What the task requires. Leave out the pictures and copy the remaining records exactly.

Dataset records
┄┄┄┄┄┄┄┄┄┄┄┄┄┄┄┄┄┄┄┄

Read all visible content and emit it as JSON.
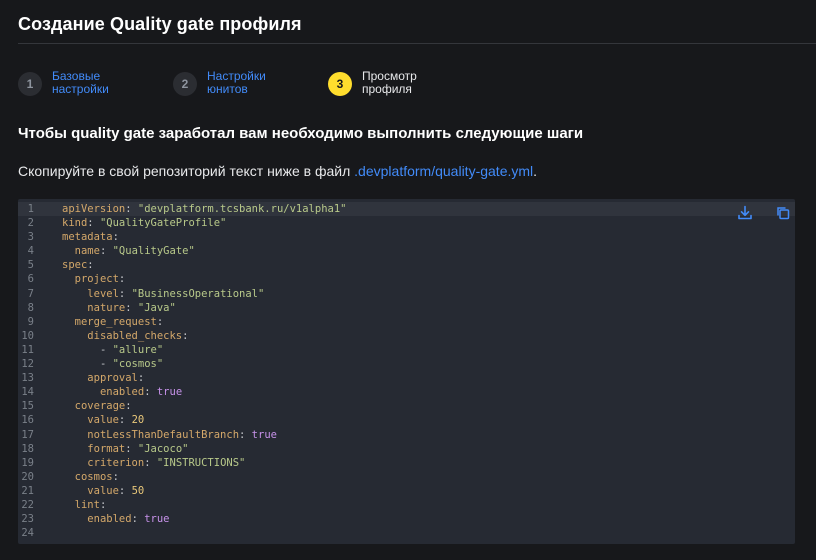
{
  "page": {
    "title": "Создание Quality gate профиля"
  },
  "stepper": {
    "steps": [
      {
        "number": "1",
        "label": "Базовые\nнастройки",
        "state": "completed"
      },
      {
        "number": "2",
        "label": "Настройки\nюнитов",
        "state": "completed"
      },
      {
        "number": "3",
        "label": "Просмотр\nпрофиля",
        "state": "active"
      }
    ]
  },
  "content": {
    "heading": "Чтобы quality gate заработал вам необходимо выполнить следующие шаги",
    "instruction_prefix": "Скопируйте в свой репозиторий текст ниже в файл ",
    "file_link": ".devplatform/quality-gate.yml",
    "instruction_suffix": "."
  },
  "code_block": {
    "actions": [
      {
        "name": "download-icon"
      },
      {
        "name": "copy-icon"
      }
    ],
    "lines": [
      {
        "n": "1",
        "indent": "",
        "key": "apiVersion",
        "value": "\"devplatform.tcsbank.ru/v1alpha1\"",
        "vtype": "s"
      },
      {
        "n": "2",
        "indent": "",
        "key": "kind",
        "value": "\"QualityGateProfile\"",
        "vtype": "s"
      },
      {
        "n": "3",
        "indent": "",
        "key": "metadata",
        "value": "",
        "vtype": ""
      },
      {
        "n": "4",
        "indent": "  ",
        "key": "name",
        "value": "\"QualityGate\"",
        "vtype": "s"
      },
      {
        "n": "5",
        "indent": "",
        "key": "spec",
        "value": "",
        "vtype": ""
      },
      {
        "n": "6",
        "indent": "  ",
        "key": "project",
        "value": "",
        "vtype": ""
      },
      {
        "n": "7",
        "indent": "    ",
        "key": "level",
        "value": "\"BusinessOperational\"",
        "vtype": "s"
      },
      {
        "n": "8",
        "indent": "    ",
        "key": "nature",
        "value": "\"Java\"",
        "vtype": "s"
      },
      {
        "n": "9",
        "indent": "  ",
        "key": "merge_request",
        "value": "",
        "vtype": ""
      },
      {
        "n": "10",
        "indent": "    ",
        "key": "disabled_checks",
        "value": "",
        "vtype": ""
      },
      {
        "n": "11",
        "indent": "      ",
        "key": "",
        "value": "\"allure\"",
        "vtype": "s",
        "item": true
      },
      {
        "n": "12",
        "indent": "      ",
        "key": "",
        "value": "\"cosmos\"",
        "vtype": "s",
        "item": true
      },
      {
        "n": "13",
        "indent": "    ",
        "key": "approval",
        "value": "",
        "vtype": ""
      },
      {
        "n": "14",
        "indent": "      ",
        "key": "enabled",
        "value": "true",
        "vtype": "b"
      },
      {
        "n": "15",
        "indent": "  ",
        "key": "coverage",
        "value": "",
        "vtype": ""
      },
      {
        "n": "16",
        "indent": "    ",
        "key": "value",
        "value": "20",
        "vtype": "n"
      },
      {
        "n": "17",
        "indent": "    ",
        "key": "notLessThanDefaultBranch",
        "value": "true",
        "vtype": "b"
      },
      {
        "n": "18",
        "indent": "    ",
        "key": "format",
        "value": "\"Jacoco\"",
        "vtype": "s"
      },
      {
        "n": "19",
        "indent": "    ",
        "key": "criterion",
        "value": "\"INSTRUCTIONS\"",
        "vtype": "s"
      },
      {
        "n": "20",
        "indent": "  ",
        "key": "cosmos",
        "value": "",
        "vtype": ""
      },
      {
        "n": "21",
        "indent": "    ",
        "key": "value",
        "value": "50",
        "vtype": "n"
      },
      {
        "n": "22",
        "indent": "  ",
        "key": "lint",
        "value": "",
        "vtype": ""
      },
      {
        "n": "23",
        "indent": "    ",
        "key": "enabled",
        "value": "true",
        "vtype": "b"
      },
      {
        "n": "24",
        "indent": "",
        "key": "",
        "value": "",
        "vtype": ""
      }
    ]
  },
  "colors": {
    "background": "#17181b",
    "accent_link": "#428bf9",
    "active_step": "#ffdd2d",
    "code_background": "#262a33"
  }
}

┄┄┄┄┄┄┄┄┄┄┄┄┄┄┄┄┄┄┄┄

Exercise result.
Read all visible content and emit it as JSON.
{
  "page": {
    "title": "Создание Quality gate профиля"
  },
  "stepper": {
    "steps": [
      {
        "number": "1",
        "label": "Базовые\nнастройки",
        "state": "completed"
      },
      {
        "number": "2",
        "label": "Настройки\nюнитов",
        "state": "completed"
      },
      {
        "number": "3",
        "label": "Просмотр\nпрофиля",
        "state": "active"
      }
    ]
  },
  "content": {
    "heading": "Чтобы quality gate заработал вам необходимо выполнить следующие шаги",
    "instruction_prefix": "Скопируйте в свой репозиторий текст ниже в файл ",
    "file_link": ".devplatform/quality-gate.yml",
    "instruction_suffix": "."
  },
  "code_block": {
    "actions": [
      {
        "name": "download-icon"
      },
      {
        "name": "copy-icon"
      }
    ],
    "lines": [
      {
        "n": "1",
        "indent": "",
        "key": "apiVersion",
        "value": "\"devplatform.tcsbank.ru/v1alpha1\"",
        "vtype": "s"
      },
      {
        "n": "2",
        "indent": "",
        "key": "kind",
        "value": "\"QualityGateProfile\"",
        "vtype": "s"
      },
      {
        "n": "3",
        "indent": "",
        "key": "metadata",
        "value": "",
        "vtype": ""
      },
      {
        "n": "4",
        "indent": "  ",
        "key": "name",
        "value": "\"QualityGate\"",
        "vtype": "s"
      },
      {
        "n": "5",
        "indent": "",
        "key": "spec",
        "value": "",
        "vtype": ""
      },
      {
        "n": "6",
        "indent": "  ",
        "key": "project",
        "value": "",
        "vtype": ""
      },
      {
        "n": "7",
        "indent": "    ",
        "key": "level",
        "value": "\"BusinessOperational\"",
        "vtype": "s"
      },
      {
        "n": "8",
        "indent": "    ",
        "key": "nature",
        "value": "\"Java\"",
        "vtype": "s"
      },
      {
        "n": "9",
        "indent": "  ",
        "key": "merge_request",
        "value": "",
        "vtype": ""
      },
      {
        "n": "10",
        "indent": "    ",
        "key": "disabled_checks",
        "value": "",
        "vtype": ""
      },
      {
        "n": "11",
        "indent": "      ",
        "key": "",
        "value": "\"allure\"",
        "vtype": "s",
        "item": true
      },
      {
        "n": "12",
        "indent": "      ",
        "key": "",
        "value": "\"cosmos\"",
        "vtype": "s",
        "item": true
      },
      {
        "n": "13",
        "indent": "    ",
        "key": "approval",
        "value": "",
        "vtype": ""
      },
      {
        "n": "14",
        "indent": "      ",
        "key": "enabled",
        "value": "true",
        "vtype": "b"
      },
      {
        "n": "15",
        "indent": "  ",
        "key": "coverage",
        "value": "",
        "vtype": ""
      },
      {
        "n": "16",
        "indent": "    ",
        "key": "value",
        "value": "20",
        "vtype": "n"
      },
      {
        "n": "17",
        "indent": "    ",
        "key": "notLessThanDefaultBranch",
        "value": "true",
        "vtype": "b"
      },
      {
        "n": "18",
        "indent": "    ",
        "key": "format",
        "value": "\"Jacoco\"",
        "vtype": "s"
      },
      {
        "n": "19",
        "indent": "    ",
        "key": "criterion",
        "value": "\"INSTRUCTIONS\"",
        "vtype": "s"
      },
      {
        "n": "20",
        "indent": "  ",
        "key": "cosmos",
        "value": "",
        "vtype": ""
      },
      {
        "n": "21",
        "indent": "    ",
        "key": "value",
        "value": "50",
        "vtype": "n"
      },
      {
        "n": "22",
        "indent": "  ",
        "key": "lint",
        "value": "",
        "vtype": ""
      },
      {
        "n": "23",
        "indent": "    ",
        "key": "enabled",
        "value": "true",
        "vtype": "b"
      },
      {
        "n": "24",
        "indent": "",
        "key": "",
        "value": "",
        "vtype": ""
      }
    ]
  },
  "colors": {
    "background": "#17181b",
    "accent_link": "#428bf9",
    "active_step": "#ffdd2d",
    "code_background": "#262a33"
  }
}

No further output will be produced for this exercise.